Among the lines below, how many carry the string "name"? Reply with a number and nothing else.

-- Begin --

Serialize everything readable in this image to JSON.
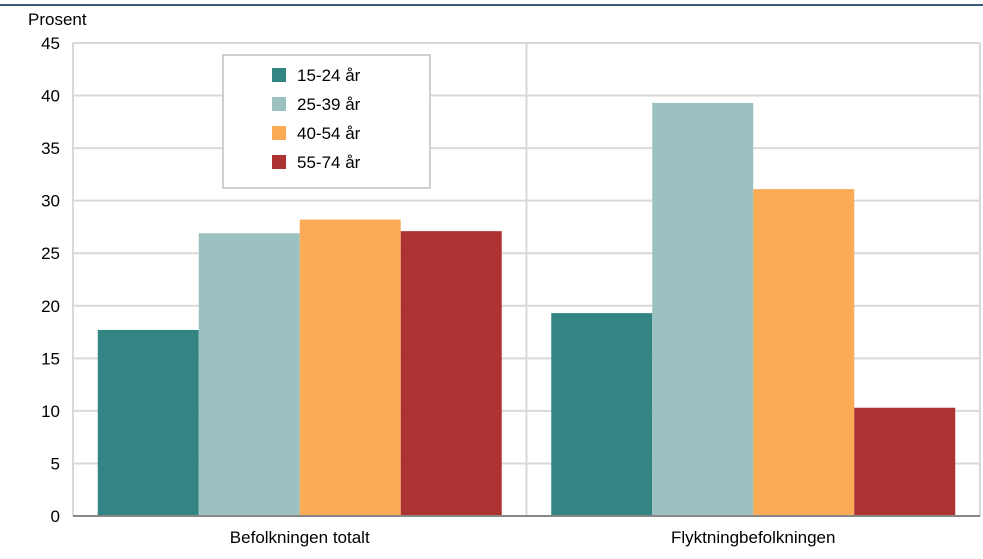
{
  "chart_data": {
    "type": "bar",
    "ylabel": "Prosent",
    "ylim": [
      0,
      45
    ],
    "yticks": [
      0,
      5,
      10,
      15,
      20,
      25,
      30,
      35,
      40,
      45
    ],
    "categories": [
      "Befolkningen totalt",
      "Flyktningbefolkningen"
    ],
    "series": [
      {
        "name": "15-24 år",
        "color": "#338584",
        "values": [
          17.7,
          19.3
        ]
      },
      {
        "name": "25-39 år",
        "color": "#9bc1c1",
        "values": [
          26.9,
          39.3
        ]
      },
      {
        "name": "40-54 år",
        "color": "#fbab55",
        "values": [
          28.2,
          31.1
        ]
      },
      {
        "name": "55-74 år",
        "color": "#ad3232",
        "values": [
          27.1,
          10.3
        ]
      }
    ],
    "grid": true,
    "legend": "top-left"
  },
  "colors": {
    "top_rule": "#3d5a7a",
    "grid": "#d9d9d9",
    "axis": "#888888"
  }
}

-- End --

▶ _Result of this exercise_
4